▶ _Exercise requirements_
Copy out every line in which the string "лицам" occurs.

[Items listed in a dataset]
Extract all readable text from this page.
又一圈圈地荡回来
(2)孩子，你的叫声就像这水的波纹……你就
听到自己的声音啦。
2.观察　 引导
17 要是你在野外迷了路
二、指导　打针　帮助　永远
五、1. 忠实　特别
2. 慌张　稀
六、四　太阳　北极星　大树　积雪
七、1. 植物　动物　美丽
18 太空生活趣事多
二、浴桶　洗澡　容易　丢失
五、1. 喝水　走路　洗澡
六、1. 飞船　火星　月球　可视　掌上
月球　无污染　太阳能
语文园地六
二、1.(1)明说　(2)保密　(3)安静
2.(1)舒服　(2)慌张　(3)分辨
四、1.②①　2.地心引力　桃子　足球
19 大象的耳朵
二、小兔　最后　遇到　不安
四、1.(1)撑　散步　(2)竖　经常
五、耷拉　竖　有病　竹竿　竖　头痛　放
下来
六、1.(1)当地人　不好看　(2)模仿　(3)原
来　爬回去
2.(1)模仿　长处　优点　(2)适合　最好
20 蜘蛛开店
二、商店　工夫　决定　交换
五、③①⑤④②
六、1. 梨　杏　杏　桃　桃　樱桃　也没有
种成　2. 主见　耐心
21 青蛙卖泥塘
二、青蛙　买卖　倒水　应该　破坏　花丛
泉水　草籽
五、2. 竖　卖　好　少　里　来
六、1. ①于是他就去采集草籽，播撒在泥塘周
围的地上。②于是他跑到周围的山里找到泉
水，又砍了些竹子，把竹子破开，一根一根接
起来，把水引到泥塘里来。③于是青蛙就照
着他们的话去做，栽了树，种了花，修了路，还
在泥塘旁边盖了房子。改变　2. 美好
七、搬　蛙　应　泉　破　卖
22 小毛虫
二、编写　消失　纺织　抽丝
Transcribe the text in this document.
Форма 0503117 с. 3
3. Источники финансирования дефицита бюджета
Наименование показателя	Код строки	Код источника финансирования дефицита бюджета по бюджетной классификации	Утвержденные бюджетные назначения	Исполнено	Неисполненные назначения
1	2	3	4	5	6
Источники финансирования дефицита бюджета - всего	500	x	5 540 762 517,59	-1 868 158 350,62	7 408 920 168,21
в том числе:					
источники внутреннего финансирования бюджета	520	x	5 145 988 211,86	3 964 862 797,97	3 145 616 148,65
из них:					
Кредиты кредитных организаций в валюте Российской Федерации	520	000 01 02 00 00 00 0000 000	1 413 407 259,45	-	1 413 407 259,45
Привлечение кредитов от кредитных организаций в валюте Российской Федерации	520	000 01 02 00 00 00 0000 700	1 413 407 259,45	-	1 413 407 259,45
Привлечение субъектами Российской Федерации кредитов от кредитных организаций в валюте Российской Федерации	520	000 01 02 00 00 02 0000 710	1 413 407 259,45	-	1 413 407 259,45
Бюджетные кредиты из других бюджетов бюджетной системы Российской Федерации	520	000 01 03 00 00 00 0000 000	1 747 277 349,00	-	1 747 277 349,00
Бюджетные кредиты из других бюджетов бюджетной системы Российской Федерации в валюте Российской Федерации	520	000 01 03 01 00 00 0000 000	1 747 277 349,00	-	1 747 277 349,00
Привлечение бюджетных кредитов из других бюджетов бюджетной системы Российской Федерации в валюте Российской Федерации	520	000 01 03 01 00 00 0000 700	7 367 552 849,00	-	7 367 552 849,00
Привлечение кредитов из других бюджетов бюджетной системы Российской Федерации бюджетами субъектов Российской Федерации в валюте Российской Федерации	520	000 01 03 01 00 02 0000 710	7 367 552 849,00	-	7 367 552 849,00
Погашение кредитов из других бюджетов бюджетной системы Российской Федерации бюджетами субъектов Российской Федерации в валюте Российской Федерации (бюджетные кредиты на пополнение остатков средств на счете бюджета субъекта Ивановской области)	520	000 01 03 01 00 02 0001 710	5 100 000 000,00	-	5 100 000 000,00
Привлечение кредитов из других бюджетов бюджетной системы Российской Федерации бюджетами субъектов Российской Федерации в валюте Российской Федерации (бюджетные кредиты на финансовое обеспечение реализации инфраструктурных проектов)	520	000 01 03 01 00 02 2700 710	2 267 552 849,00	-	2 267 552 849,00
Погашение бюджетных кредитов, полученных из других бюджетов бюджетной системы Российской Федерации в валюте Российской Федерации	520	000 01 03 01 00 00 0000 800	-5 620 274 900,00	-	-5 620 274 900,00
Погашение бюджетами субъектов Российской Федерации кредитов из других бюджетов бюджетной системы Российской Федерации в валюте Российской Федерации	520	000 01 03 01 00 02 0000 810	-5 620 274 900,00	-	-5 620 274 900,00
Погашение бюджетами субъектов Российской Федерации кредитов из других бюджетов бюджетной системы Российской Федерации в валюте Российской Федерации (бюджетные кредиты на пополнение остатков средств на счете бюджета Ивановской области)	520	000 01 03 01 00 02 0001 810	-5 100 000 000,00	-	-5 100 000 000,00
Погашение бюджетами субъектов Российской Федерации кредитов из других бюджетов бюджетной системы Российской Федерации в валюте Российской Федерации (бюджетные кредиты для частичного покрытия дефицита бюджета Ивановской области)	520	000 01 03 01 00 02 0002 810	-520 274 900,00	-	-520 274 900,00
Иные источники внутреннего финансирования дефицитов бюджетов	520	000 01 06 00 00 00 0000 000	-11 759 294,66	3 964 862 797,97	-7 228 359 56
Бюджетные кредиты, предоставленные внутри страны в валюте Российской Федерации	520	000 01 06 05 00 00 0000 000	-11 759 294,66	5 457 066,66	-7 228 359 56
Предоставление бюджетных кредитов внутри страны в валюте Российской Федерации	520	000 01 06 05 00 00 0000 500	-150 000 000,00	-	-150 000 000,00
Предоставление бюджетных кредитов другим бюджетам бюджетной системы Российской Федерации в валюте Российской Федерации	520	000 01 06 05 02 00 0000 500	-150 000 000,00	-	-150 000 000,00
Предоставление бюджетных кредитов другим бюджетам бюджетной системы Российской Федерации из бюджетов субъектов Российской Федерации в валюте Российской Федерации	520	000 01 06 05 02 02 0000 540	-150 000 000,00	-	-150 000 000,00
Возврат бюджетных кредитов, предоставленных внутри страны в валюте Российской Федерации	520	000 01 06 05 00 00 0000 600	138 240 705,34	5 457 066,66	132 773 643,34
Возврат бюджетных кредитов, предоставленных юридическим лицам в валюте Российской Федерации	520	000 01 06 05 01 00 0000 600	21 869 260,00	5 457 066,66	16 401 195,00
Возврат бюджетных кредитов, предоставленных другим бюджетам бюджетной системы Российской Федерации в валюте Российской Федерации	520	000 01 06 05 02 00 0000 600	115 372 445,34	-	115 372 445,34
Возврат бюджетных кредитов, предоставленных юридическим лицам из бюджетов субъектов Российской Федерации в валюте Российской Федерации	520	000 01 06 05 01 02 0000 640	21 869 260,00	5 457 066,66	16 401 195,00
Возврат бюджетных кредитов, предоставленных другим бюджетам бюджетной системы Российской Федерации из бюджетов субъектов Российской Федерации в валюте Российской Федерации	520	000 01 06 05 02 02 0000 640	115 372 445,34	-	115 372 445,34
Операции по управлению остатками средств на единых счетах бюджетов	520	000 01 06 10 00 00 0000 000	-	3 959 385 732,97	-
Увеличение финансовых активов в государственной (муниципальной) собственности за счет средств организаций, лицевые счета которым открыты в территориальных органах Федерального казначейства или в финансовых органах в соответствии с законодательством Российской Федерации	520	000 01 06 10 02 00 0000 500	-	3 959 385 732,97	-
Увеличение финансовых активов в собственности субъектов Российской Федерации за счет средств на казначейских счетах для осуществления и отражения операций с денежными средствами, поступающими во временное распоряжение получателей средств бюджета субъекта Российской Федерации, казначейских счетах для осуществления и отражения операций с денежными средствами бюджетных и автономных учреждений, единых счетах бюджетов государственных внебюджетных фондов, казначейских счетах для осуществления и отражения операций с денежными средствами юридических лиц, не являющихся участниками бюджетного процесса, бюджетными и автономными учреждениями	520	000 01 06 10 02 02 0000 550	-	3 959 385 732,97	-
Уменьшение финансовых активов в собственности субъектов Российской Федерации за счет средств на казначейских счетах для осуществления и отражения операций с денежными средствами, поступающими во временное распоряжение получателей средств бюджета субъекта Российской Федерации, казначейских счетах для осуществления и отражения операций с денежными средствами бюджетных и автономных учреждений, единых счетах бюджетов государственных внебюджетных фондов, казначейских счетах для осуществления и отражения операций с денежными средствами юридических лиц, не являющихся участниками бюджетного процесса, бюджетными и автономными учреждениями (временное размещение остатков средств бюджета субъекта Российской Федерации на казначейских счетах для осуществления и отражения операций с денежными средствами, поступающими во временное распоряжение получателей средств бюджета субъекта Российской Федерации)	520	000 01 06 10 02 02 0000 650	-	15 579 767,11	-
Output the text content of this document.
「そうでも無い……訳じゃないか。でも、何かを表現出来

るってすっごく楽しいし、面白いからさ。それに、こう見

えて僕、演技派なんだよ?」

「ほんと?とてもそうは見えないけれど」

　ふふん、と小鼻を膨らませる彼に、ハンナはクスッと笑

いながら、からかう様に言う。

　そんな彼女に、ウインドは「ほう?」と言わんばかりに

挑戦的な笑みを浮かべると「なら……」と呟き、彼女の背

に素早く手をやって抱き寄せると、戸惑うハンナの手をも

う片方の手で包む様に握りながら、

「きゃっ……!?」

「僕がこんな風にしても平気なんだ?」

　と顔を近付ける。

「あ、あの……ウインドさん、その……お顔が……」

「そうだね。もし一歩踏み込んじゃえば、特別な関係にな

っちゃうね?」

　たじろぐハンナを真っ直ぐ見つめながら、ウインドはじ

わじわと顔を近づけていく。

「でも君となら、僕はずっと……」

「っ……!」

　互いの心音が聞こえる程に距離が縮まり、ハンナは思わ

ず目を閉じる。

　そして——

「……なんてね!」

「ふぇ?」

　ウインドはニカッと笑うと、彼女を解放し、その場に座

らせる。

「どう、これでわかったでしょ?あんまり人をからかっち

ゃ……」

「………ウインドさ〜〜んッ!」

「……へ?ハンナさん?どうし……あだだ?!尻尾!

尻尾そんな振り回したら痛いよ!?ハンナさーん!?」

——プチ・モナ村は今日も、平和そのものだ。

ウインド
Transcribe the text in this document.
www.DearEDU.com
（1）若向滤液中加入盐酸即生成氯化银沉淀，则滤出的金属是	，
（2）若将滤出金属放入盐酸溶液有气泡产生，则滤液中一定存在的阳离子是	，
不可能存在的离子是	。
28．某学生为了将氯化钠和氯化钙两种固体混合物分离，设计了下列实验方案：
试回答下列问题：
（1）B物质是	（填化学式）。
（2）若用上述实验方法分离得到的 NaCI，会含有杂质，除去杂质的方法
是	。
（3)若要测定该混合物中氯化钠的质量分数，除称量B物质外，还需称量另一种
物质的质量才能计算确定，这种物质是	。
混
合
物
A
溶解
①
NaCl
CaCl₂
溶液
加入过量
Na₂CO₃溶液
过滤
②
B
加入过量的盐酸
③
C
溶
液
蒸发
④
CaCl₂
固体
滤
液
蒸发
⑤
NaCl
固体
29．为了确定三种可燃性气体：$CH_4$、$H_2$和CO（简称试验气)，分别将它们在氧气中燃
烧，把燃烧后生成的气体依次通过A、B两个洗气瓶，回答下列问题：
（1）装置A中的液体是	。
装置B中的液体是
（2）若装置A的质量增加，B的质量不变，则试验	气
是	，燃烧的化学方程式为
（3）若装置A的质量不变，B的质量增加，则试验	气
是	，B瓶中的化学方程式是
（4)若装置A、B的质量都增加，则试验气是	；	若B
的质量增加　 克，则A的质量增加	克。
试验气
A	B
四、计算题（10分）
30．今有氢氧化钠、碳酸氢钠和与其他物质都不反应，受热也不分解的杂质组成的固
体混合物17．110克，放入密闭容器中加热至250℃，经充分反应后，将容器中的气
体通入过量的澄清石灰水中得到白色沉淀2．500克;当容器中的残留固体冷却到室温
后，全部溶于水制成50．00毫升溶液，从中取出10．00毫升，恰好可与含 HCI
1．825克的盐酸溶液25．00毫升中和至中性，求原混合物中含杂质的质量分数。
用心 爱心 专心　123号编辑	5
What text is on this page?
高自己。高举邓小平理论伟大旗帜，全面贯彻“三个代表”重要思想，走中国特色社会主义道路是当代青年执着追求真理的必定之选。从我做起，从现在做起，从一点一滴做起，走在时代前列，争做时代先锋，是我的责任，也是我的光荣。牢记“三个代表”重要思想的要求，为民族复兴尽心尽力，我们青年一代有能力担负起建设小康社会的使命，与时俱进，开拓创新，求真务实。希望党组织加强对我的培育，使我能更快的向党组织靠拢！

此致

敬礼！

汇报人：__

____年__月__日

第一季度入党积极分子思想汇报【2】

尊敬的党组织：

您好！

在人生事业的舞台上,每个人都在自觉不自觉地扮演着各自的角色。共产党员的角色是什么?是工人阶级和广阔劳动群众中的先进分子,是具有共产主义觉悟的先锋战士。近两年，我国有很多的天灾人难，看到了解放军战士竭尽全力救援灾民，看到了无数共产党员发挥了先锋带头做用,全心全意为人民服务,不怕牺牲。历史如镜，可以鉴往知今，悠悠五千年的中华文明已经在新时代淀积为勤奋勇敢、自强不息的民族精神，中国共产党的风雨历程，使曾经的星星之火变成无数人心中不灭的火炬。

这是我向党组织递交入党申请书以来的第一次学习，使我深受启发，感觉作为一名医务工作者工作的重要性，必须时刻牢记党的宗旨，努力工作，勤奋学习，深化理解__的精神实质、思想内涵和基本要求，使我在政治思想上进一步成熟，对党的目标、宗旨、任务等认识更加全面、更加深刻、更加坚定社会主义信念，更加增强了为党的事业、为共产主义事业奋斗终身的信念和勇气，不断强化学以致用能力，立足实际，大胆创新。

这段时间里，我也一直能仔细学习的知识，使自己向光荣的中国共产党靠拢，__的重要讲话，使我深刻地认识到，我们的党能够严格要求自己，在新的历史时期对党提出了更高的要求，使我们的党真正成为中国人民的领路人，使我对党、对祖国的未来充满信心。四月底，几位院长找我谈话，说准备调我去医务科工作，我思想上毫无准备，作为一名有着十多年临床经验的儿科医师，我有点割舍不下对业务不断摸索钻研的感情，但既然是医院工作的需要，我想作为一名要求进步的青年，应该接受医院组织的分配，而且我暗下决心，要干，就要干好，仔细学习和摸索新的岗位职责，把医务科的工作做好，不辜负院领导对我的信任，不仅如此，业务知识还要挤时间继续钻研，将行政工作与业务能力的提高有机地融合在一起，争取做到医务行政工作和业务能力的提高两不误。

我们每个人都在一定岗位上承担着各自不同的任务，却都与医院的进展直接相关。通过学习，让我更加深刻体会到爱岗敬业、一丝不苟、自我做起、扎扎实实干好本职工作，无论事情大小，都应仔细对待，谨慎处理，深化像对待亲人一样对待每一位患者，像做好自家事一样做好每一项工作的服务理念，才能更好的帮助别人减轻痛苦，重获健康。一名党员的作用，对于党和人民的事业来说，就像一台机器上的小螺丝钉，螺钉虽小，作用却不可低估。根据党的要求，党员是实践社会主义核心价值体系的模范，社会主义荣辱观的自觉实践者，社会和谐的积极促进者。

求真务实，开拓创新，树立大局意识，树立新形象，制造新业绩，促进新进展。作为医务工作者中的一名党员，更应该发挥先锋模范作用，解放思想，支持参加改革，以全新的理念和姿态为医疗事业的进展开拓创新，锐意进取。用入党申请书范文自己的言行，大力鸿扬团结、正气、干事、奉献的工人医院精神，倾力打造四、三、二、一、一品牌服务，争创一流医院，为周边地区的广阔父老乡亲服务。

▶ _Result for this task_
Возврат бюджетных кредитов, предоставленных юридическим лицам в валюте Российской Федерации	520	000 01 06 05 01 00 0000 600	21 869 260,00	5 457 066,66	16 401 195,00
Возврат бюджетных кредитов, предоставленных юридическим лицам из бюджетов субъектов Российской Федерации в валюте Российской Федерации	520	000 01 06 05 01 02 0000 640	21 869 260,00	5 457 066,66	16 401 195,00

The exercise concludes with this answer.